====== Extracted entries

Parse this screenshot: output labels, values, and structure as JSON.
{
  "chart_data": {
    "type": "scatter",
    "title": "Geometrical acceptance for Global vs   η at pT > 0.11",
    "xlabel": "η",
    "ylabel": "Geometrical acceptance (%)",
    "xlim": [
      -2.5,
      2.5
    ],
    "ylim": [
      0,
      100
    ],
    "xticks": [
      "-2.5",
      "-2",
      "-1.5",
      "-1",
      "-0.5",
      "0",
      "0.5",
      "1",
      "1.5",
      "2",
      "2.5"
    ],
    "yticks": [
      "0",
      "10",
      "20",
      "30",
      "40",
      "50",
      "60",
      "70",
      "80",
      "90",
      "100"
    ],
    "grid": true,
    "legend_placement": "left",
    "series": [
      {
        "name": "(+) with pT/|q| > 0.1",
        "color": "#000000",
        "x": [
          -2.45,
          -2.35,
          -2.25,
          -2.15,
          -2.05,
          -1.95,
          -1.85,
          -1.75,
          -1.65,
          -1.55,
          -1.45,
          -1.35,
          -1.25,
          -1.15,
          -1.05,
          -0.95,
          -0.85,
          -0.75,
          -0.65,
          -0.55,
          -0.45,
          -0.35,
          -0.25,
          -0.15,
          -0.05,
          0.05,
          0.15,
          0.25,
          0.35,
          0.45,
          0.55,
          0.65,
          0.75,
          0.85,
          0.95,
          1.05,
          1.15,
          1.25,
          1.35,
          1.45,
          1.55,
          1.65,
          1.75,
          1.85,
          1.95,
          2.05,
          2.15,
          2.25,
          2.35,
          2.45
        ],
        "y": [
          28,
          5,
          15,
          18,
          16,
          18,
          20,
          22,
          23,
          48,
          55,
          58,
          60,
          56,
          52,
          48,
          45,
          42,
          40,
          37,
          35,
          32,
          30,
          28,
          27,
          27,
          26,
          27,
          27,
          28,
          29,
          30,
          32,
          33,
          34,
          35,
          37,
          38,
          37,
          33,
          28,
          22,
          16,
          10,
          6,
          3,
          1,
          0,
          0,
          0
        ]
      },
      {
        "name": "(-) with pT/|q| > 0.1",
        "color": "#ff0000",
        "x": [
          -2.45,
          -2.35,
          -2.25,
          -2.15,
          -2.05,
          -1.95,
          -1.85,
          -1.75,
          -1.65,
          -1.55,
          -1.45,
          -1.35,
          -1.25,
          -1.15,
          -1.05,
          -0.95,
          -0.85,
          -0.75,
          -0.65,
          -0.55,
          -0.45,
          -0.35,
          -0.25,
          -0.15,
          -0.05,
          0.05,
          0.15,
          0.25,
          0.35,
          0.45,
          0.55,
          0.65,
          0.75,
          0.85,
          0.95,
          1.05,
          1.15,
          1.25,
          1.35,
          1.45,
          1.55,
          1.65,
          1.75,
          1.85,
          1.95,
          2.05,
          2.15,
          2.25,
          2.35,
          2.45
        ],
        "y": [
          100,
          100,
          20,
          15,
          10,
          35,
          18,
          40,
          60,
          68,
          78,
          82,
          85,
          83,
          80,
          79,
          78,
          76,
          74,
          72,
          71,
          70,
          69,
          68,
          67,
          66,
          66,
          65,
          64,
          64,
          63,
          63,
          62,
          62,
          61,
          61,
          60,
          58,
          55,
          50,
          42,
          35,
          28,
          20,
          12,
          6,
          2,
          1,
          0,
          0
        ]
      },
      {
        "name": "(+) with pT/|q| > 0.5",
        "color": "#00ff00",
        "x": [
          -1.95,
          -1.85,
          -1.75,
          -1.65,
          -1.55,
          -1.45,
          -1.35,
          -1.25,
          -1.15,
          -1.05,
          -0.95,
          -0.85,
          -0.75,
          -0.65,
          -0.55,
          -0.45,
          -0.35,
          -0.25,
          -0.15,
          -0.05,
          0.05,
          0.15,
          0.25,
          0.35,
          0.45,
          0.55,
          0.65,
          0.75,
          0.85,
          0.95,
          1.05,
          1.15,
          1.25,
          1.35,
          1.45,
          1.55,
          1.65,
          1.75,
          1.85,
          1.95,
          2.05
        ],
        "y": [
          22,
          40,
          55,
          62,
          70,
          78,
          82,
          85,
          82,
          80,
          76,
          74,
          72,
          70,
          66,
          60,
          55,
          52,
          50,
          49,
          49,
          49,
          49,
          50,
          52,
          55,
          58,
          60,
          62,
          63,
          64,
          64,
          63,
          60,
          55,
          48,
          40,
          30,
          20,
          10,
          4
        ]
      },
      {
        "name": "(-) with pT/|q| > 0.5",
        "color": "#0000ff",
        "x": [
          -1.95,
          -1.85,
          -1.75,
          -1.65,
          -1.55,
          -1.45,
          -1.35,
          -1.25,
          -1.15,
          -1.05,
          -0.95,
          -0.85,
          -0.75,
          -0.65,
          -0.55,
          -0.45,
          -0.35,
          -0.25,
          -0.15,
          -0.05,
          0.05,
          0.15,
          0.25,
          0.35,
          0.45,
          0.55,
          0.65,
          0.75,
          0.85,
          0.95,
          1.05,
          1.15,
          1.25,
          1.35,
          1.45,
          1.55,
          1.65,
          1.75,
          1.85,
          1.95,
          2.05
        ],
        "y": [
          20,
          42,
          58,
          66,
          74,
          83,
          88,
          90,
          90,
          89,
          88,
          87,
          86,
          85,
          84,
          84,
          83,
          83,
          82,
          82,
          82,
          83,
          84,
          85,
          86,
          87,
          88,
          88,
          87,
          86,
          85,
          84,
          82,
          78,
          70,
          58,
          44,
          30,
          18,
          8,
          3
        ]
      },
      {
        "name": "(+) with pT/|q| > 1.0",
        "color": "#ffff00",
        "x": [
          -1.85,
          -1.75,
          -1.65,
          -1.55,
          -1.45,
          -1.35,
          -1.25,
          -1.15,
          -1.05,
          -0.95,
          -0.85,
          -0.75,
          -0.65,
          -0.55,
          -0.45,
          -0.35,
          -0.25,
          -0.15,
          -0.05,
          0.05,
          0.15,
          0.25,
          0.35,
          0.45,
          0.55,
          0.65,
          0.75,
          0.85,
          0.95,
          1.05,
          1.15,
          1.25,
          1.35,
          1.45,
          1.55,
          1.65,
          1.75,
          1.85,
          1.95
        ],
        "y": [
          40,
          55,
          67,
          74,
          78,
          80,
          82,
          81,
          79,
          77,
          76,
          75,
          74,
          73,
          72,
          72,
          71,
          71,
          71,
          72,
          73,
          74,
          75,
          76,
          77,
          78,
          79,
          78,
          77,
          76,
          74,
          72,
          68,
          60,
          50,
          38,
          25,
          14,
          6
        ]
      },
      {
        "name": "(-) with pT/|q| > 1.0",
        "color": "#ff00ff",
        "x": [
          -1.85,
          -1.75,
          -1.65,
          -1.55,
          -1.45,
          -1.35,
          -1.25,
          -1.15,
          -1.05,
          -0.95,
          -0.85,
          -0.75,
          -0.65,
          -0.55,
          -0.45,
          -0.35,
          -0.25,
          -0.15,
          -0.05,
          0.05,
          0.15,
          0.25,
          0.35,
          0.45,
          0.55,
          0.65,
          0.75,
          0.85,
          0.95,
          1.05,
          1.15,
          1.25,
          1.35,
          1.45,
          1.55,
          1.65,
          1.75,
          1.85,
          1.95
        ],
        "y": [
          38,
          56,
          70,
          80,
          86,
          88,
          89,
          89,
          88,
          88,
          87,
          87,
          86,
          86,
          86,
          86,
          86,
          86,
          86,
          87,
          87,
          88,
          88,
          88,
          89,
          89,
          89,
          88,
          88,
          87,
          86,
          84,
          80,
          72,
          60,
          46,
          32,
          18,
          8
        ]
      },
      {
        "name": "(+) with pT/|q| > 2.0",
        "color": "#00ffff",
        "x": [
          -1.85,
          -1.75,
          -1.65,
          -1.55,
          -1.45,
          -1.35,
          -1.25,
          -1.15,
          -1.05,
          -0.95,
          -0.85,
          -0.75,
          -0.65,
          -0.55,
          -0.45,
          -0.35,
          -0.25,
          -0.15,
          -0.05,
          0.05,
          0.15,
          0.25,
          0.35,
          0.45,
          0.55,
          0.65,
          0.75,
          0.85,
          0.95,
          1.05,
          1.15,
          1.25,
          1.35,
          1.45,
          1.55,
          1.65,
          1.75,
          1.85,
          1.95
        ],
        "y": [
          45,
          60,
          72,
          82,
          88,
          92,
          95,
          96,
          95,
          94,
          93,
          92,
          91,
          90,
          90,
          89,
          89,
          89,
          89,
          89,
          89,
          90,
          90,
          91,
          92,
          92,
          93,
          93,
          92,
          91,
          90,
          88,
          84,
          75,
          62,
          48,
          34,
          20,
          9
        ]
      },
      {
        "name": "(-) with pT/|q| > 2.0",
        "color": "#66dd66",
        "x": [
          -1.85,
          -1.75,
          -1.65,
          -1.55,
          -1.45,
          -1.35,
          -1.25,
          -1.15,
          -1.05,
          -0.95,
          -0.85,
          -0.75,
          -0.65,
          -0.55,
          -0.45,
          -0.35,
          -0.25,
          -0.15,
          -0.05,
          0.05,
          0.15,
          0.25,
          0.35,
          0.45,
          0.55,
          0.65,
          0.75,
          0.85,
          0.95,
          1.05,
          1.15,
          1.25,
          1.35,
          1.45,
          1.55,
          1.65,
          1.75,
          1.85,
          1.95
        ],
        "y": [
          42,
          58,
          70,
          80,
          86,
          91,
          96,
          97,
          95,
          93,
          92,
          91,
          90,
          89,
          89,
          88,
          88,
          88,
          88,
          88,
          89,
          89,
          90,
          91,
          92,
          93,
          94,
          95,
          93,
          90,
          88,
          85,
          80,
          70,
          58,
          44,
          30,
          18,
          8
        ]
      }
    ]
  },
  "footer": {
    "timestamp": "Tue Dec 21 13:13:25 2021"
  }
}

============

Written problem:
Count how many lines in the data above hold the string "Geometrical", and give the number with no other words.

Solution for this problem:
2